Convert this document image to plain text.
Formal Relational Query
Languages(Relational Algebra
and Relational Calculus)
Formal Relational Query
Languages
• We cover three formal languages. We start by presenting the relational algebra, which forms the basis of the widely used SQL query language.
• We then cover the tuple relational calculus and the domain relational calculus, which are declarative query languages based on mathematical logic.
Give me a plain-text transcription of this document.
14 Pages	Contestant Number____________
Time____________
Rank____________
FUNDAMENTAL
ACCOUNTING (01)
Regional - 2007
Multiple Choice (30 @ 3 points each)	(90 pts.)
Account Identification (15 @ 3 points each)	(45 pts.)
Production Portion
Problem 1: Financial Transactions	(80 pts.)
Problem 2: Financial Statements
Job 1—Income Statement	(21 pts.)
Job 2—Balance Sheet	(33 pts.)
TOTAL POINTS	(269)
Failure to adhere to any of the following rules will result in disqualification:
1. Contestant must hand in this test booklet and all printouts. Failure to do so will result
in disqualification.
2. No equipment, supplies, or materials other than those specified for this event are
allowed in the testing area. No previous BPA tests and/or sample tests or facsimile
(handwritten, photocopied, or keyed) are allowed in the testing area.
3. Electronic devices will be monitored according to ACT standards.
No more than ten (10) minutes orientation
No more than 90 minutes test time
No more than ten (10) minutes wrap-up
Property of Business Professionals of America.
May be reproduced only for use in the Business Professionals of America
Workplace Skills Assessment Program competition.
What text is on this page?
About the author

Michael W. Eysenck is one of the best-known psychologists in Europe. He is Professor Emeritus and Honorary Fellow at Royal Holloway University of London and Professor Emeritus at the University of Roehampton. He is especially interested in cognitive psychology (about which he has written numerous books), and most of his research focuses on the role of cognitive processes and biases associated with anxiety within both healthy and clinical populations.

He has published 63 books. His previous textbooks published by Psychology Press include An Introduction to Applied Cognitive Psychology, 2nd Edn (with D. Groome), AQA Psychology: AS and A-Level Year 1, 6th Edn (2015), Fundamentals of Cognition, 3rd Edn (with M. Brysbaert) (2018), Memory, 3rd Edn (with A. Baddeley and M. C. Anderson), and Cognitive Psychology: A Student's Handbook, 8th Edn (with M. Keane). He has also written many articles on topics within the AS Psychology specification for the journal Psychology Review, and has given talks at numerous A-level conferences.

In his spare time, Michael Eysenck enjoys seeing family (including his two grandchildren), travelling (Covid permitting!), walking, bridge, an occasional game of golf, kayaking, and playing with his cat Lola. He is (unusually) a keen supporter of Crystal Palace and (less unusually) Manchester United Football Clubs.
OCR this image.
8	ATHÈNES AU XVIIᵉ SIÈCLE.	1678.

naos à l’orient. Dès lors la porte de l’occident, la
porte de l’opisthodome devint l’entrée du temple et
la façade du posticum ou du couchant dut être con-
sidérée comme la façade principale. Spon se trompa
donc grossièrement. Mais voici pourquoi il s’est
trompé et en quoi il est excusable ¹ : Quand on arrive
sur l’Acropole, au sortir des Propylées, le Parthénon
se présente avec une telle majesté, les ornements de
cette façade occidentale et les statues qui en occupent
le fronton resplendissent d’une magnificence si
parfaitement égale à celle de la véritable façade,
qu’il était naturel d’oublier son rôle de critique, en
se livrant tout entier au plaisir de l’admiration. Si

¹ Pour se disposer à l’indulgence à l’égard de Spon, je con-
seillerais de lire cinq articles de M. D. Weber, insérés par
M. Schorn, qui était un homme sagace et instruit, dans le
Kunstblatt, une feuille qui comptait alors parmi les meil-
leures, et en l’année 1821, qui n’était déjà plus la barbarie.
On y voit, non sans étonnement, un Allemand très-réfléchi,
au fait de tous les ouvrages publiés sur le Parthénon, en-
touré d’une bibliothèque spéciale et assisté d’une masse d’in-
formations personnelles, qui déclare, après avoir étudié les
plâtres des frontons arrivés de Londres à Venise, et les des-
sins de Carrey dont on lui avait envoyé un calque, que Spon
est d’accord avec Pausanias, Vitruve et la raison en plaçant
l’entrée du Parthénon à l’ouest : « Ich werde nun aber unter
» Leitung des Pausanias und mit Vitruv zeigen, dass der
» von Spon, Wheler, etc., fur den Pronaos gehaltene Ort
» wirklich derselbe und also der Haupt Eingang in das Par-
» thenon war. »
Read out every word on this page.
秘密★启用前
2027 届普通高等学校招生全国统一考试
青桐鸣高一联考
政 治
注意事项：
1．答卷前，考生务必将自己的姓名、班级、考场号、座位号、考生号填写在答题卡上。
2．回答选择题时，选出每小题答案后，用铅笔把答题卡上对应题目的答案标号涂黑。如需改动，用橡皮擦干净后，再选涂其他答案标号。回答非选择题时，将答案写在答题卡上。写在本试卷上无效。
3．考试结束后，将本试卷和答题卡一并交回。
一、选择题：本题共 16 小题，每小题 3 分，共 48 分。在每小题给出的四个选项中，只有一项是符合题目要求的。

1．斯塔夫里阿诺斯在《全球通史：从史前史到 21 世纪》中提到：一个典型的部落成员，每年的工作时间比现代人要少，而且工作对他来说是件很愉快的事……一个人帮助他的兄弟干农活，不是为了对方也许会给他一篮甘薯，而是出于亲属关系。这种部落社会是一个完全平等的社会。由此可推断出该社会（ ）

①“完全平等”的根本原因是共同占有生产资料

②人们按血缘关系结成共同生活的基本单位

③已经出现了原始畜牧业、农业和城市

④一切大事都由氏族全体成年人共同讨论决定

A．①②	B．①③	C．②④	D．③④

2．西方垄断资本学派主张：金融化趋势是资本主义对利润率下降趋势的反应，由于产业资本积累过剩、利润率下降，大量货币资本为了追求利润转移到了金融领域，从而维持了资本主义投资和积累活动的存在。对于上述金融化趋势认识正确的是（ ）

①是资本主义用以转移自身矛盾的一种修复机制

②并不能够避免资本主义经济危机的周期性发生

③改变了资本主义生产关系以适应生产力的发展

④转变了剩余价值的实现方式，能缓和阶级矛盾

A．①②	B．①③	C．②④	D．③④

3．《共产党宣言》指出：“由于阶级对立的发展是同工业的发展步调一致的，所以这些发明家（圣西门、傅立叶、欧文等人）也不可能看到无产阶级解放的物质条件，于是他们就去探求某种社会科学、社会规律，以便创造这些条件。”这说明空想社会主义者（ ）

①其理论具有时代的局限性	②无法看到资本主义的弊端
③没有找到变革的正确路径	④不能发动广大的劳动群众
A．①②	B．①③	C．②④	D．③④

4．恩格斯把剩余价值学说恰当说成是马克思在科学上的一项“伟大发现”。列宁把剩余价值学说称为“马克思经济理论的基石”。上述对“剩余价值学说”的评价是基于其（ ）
──────
Request.
The records above are to be copied in full, exactly as written.

Final answer.
Convert this document image to plain text.
Formal Relational Query
Languages(Relational Algebra
and Relational Calculus)
Formal Relational Query
Languages
• We cover three formal languages. We start by presenting the relational algebra, which forms the basis of the widely used SQL query language.
• We then cover the tuple relational calculus and the domain relational calculus, which are declarative query languages based on mathematical logic.
Give me a plain-text transcription of this document.
14 Pages	Contestant Number____________
Time____________
Rank____________
FUNDAMENTAL
ACCOUNTING (01)
Regional - 2007
Multiple Choice (30 @ 3 points each)	(90 pts.)
Account Identification (15 @ 3 points each)	(45 pts.)
Production Portion
Problem 1: Financial Transactions	(80 pts.)
Problem 2: Financial Statements
Job 1—Income Statement	(21 pts.)
Job 2—Balance Sheet	(33 pts.)
TOTAL POINTS	(269)
Failure to adhere to any of the following rules will result in disqualification:
1. Contestant must hand in this test booklet and all printouts. Failure to do so will result
in disqualification.
2. No equipment, supplies, or materials other than those specified for this event are
allowed in the testing area. No previous BPA tests and/or sample tests or facsimile
(handwritten, photocopied, or keyed) are allowed in the testing area.
3. Electronic devices will be monitored according to ACT standards.
No more than ten (10) minutes orientation
No more than 90 minutes test time
No more than ten (10) minutes wrap-up
Property of Business Professionals of America.
May be reproduced only for use in the Business Professionals of America
Workplace Skills Assessment Program competition.
What text is on this page?
About the author

Michael W. Eysenck is one of the best-known psychologists in Europe. He is Professor Emeritus and Honorary Fellow at Royal Holloway University of London and Professor Emeritus at the University of Roehampton. He is especially interested in cognitive psychology (about which he has written numerous books), and most of his research focuses on the role of cognitive processes and biases associated with anxiety within both healthy and clinical populations.

He has published 63 books. His previous textbooks published by Psychology Press include An Introduction to Applied Cognitive Psychology, 2nd Edn (with D. Groome), AQA Psychology: AS and A-Level Year 1, 6th Edn (2015), Fundamentals of Cognition, 3rd Edn (with M. Brysbaert) (2018), Memory, 3rd Edn (with A. Baddeley and M. C. Anderson), and Cognitive Psychology: A Student's Handbook, 8th Edn (with M. Keane). He has also written many articles on topics within the AS Psychology specification for the journal Psychology Review, and has given talks at numerous A-level conferences.

In his spare time, Michael Eysenck enjoys seeing family (including his two grandchildren), travelling (Covid permitting!), walking, bridge, an occasional game of golf, kayaking, and playing with his cat Lola. He is (unusually) a keen supporter of Crystal Palace and (less unusually) Manchester United Football Clubs.
OCR this image.
8	ATHÈNES AU XVIIᵉ SIÈCLE.	1678.

naos à l’orient. Dès lors la porte de l’occident, la
porte de l’opisthodome devint l’entrée du temple et
la façade du posticum ou du couchant dut être con-
sidérée comme la façade principale. Spon se trompa
donc grossièrement. Mais voici pourquoi il s’est
trompé et en quoi il est excusable ¹ : Quand on arrive
sur l’Acropole, au sortir des Propylées, le Parthénon
se présente avec une telle majesté, les ornements de
cette façade occidentale et les statues qui en occupent
le fronton resplendissent d’une magnificence si
parfaitement égale à celle de la véritable façade,
qu’il était naturel d’oublier son rôle de critique, en
se livrant tout entier au plaisir de l’admiration. Si

¹ Pour se disposer à l’indulgence à l’égard de Spon, je con-
seillerais de lire cinq articles de M. D. Weber, insérés par
M. Schorn, qui était un homme sagace et instruit, dans le
Kunstblatt, une feuille qui comptait alors parmi les meil-
leures, et en l’année 1821, qui n’était déjà plus la barbarie.
On y voit, non sans étonnement, un Allemand très-réfléchi,
au fait de tous les ouvrages publiés sur le Parthénon, en-
touré d’une bibliothèque spéciale et assisté d’une masse d’in-
formations personnelles, qui déclare, après avoir étudié les
plâtres des frontons arrivés de Londres à Venise, et les des-
sins de Carrey dont on lui avait envoyé un calque, que Spon
est d’accord avec Pausanias, Vitruve et la raison en plaçant
l’entrée du Parthénon à l’ouest : « Ich werde nun aber unter
» Leitung des Pausanias und mit Vitruv zeigen, dass der
» von Spon, Wheler, etc., fur den Pronaos gehaltene Ort
» wirklich derselbe und also der Haupt Eingang in das Par-
» thenon war. »
Read out every word on this page.
秘密★启用前
2027 届普通高等学校招生全国统一考试
青桐鸣高一联考
政 治
注意事项：
1．答卷前，考生务必将自己的姓名、班级、考场号、座位号、考生号填写在答题卡上。
2．回答选择题时，选出每小题答案后，用铅笔把答题卡上对应题目的答案标号涂黑。如需改动，用橡皮擦干净后，再选涂其他答案标号。回答非选择题时，将答案写在答题卡上。写在本试卷上无效。
3．考试结束后，将本试卷和答题卡一并交回。
一、选择题：本题共 16 小题，每小题 3 分，共 48 分。在每小题给出的四个选项中，只有一项是符合题目要求的。

1．斯塔夫里阿诺斯在《全球通史：从史前史到 21 世纪》中提到：一个典型的部落成员，每年的工作时间比现代人要少，而且工作对他来说是件很愉快的事……一个人帮助他的兄弟干农活，不是为了对方也许会给他一篮甘薯，而是出于亲属关系。这种部落社会是一个完全平等的社会。由此可推断出该社会（ ）

①“完全平等”的根本原因是共同占有生产资料

②人们按血缘关系结成共同生活的基本单位

③已经出现了原始畜牧业、农业和城市

④一切大事都由氏族全体成年人共同讨论决定

A．①②	B．①③	C．②④	D．③④

2．西方垄断资本学派主张：金融化趋势是资本主义对利润率下降趋势的反应，由于产业资本积累过剩、利润率下降，大量货币资本为了追求利润转移到了金融领域，从而维持了资本主义投资和积累活动的存在。对于上述金融化趋势认识正确的是（ ）

①是资本主义用以转移自身矛盾的一种修复机制

②并不能够避免资本主义经济危机的周期性发生

③改变了资本主义生产关系以适应生产力的发展

④转变了剩余价值的实现方式，能缓和阶级矛盾

A．①②	B．①③	C．②④	D．③④

3．《共产党宣言》指出：“由于阶级对立的发展是同工业的发展步调一致的，所以这些发明家（圣西门、傅立叶、欧文等人）也不可能看到无产阶级解放的物质条件，于是他们就去探求某种社会科学、社会规律，以便创造这些条件。”这说明空想社会主义者（ ）

①其理论具有时代的局限性	②无法看到资本主义的弊端
③没有找到变革的正确路径	④不能发动广大的劳动群众
A．①②	B．①③	C．②④	D．③④

4．恩格斯把剩余价值学说恰当说成是马克思在科学上的一项“伟大发现”。列宁把剩余价值学说称为“马克思经济理论的基石”。上述对“剩余价值学说”的评价是基于其（ ）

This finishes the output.